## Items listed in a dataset
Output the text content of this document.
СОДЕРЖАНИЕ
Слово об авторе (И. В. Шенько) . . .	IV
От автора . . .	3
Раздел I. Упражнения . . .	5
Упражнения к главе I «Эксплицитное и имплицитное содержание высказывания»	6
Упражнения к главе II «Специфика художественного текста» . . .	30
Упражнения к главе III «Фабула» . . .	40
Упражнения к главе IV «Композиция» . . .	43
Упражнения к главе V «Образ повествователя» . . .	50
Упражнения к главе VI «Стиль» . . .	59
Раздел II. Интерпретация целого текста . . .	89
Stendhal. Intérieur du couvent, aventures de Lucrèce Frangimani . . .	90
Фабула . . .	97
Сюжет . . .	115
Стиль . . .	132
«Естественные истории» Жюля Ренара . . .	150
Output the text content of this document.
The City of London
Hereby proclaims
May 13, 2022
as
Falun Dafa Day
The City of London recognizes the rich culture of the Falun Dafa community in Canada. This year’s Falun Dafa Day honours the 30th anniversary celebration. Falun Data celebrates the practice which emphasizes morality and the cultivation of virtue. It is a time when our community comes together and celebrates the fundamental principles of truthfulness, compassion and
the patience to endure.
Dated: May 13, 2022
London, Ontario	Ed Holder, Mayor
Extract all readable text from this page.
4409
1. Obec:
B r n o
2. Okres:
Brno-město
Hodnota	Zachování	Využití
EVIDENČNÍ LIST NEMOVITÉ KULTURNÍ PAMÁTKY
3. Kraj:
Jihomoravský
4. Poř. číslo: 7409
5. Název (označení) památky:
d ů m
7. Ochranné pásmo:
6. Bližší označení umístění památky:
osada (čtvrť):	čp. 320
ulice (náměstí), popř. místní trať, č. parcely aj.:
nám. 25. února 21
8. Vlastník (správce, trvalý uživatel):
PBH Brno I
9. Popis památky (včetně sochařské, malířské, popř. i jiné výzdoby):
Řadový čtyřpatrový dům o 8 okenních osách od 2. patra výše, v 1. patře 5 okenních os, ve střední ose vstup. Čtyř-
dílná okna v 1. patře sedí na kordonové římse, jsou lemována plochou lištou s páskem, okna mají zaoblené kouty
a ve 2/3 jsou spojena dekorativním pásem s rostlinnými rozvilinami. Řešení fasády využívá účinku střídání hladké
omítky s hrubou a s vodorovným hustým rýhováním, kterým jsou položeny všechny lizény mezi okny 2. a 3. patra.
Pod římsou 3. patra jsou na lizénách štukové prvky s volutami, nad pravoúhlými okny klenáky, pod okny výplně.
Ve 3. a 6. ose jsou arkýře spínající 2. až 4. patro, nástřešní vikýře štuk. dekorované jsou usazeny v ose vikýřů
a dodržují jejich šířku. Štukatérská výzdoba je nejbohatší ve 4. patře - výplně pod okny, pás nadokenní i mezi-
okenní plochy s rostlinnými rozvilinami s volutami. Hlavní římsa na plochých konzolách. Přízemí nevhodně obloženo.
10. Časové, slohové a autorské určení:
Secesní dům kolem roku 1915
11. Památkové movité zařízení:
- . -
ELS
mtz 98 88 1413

## TASK DIRECTIONS
Above are the records; copy every line in them that holds the word "London".

## TASK OUTPUT
The City of London
The City of London recognizes the rich culture of the Falun Dafa community in Canada. This year’s Falun Dafa Day honours the 30th anniversary celebration. Falun Data celebrates the practice which emphasizes morality and the cultivation of virtue. It is a time when our community comes together and celebrates the fundamental principles of truthfulness, compassion and
London, Ontario	Ed Holder, Mayor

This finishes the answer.